* **Extract**:
--*--
Sydney: Feeling the Heat
New NSW premier Gladys Berejiklian has correctly identified housing affordability as one of the most important issues facing the state. And she is so right – just this week Demographia’s 13th Annual International Housing Affordability Survey placed Sydney as the second most unaffordable city in the world.
The system is broken and it needs fixing – FAST. Identifying the problem is relatively easy, obtaining agreement on how to address it more problematic, and coming up with a quick solution that does not burn a generation of prospective home buyers well nigh impossible.
Source: Australian broadcasting Corporation
Consider this: the median dwelling price to income ratio in Sydney is now 9.20. Assuming that 20% of disposable income is available for savings then it would take a person on median income almost 5 years to save a meagre 10% deposit – and that assumes no rise in dwelling prices and does not take into account transaction costs such as stamp duty (4%), loan mortgage insurance (up to 3%) and legal fees.
--*--
* **Required task 1**: Output the entries word for word, from their first line through the line that contains "bar-revenue bbox=[324, 347, 328, 382]", inclusive.

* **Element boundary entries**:
--*--
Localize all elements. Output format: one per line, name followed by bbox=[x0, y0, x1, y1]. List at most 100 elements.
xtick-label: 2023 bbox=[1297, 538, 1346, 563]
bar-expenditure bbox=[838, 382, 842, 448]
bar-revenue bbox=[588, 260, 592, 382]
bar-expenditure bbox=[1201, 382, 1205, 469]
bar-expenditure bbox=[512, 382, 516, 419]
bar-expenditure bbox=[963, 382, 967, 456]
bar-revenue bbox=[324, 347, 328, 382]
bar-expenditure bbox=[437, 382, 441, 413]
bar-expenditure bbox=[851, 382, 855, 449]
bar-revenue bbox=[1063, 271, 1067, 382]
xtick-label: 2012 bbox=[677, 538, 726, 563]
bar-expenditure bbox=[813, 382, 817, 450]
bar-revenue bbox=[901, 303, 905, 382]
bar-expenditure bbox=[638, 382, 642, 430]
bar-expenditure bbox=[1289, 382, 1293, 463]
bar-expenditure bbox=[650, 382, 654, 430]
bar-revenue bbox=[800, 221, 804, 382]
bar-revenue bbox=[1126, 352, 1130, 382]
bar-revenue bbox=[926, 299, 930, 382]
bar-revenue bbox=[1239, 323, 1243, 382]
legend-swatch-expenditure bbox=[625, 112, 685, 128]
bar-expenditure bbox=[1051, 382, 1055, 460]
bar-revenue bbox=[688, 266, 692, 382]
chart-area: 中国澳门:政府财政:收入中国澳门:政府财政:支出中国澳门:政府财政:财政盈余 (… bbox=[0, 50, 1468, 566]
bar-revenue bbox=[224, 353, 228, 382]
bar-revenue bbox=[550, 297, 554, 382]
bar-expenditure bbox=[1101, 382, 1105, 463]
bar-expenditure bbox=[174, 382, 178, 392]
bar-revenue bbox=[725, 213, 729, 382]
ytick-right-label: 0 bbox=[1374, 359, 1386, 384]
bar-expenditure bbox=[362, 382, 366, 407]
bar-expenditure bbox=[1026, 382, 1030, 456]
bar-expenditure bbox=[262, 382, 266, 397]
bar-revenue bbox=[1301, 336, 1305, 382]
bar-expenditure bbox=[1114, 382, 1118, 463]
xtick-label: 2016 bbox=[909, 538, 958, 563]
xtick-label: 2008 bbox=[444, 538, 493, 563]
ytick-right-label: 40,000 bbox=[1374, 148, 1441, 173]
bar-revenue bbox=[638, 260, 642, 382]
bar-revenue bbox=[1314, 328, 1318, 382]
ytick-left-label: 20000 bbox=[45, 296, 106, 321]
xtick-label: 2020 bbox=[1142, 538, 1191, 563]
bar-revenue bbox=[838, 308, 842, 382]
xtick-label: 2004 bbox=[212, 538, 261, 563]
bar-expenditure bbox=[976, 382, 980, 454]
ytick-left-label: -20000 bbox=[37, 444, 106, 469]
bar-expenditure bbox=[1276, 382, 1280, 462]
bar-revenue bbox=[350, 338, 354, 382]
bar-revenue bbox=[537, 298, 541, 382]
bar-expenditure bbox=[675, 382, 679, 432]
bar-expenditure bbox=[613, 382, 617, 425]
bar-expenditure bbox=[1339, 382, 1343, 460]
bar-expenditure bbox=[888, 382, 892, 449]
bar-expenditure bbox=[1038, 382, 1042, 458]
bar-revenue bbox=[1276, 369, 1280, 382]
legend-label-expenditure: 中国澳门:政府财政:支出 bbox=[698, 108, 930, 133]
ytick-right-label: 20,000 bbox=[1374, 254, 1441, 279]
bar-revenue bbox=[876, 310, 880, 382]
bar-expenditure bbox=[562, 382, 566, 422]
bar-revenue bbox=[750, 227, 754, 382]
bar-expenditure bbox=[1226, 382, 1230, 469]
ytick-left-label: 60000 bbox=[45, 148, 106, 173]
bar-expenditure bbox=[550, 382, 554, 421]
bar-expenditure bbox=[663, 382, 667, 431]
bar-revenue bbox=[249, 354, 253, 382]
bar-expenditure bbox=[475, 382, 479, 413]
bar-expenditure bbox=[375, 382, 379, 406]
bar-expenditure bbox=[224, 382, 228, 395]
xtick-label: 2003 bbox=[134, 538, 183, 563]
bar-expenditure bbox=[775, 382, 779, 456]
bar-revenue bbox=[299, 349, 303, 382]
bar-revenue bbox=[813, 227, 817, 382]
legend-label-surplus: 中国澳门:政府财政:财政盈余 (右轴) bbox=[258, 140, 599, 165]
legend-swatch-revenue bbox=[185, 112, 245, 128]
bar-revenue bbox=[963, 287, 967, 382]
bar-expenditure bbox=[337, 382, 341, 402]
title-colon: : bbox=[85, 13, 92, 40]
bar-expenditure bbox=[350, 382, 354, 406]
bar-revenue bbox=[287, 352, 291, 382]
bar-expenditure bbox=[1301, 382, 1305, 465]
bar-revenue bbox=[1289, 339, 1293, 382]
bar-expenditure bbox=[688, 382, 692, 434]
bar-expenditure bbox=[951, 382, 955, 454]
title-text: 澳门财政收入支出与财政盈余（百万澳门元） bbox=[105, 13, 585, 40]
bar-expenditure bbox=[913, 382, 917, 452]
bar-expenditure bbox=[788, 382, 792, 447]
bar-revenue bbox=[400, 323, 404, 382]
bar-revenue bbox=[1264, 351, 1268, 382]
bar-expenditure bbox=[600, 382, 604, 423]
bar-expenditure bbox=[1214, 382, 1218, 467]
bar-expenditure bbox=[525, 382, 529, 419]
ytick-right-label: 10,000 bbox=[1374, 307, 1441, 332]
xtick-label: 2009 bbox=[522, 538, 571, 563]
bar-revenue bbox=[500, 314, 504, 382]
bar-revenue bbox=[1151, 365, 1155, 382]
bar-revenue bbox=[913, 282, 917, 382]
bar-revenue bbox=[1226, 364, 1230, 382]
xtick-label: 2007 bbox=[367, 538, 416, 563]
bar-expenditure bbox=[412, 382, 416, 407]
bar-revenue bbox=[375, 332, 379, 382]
--*--
* **Required task 2**:
Answer these questions from the piece on Sydney housing affordability:
(a) Where did Demographia's 13th Annual International Housing Affordability Survey rank Sydney?
(b) What is the median dwelling price to income ratio in Sydney?
(c) What percentage is given for stamp duty?

* **Task response 1**:
Localize all elements. Output format: one per line, name followed by bbox=[x0, y0, x1, y1]. List at most 100 elements.
xtick-label: 2023 bbox=[1297, 538, 1346, 563]
bar-expenditure bbox=[838, 382, 842, 448]
bar-revenue bbox=[588, 260, 592, 382]
bar-expenditure bbox=[1201, 382, 1205, 469]
bar-expenditure bbox=[512, 382, 516, 419]
bar-expenditure bbox=[963, 382, 967, 456]
bar-revenue bbox=[324, 347, 328, 382]

* **Task response 2**:
(a) The second most unaffordable city in the world.
(b) 9.20.
(c) 4%.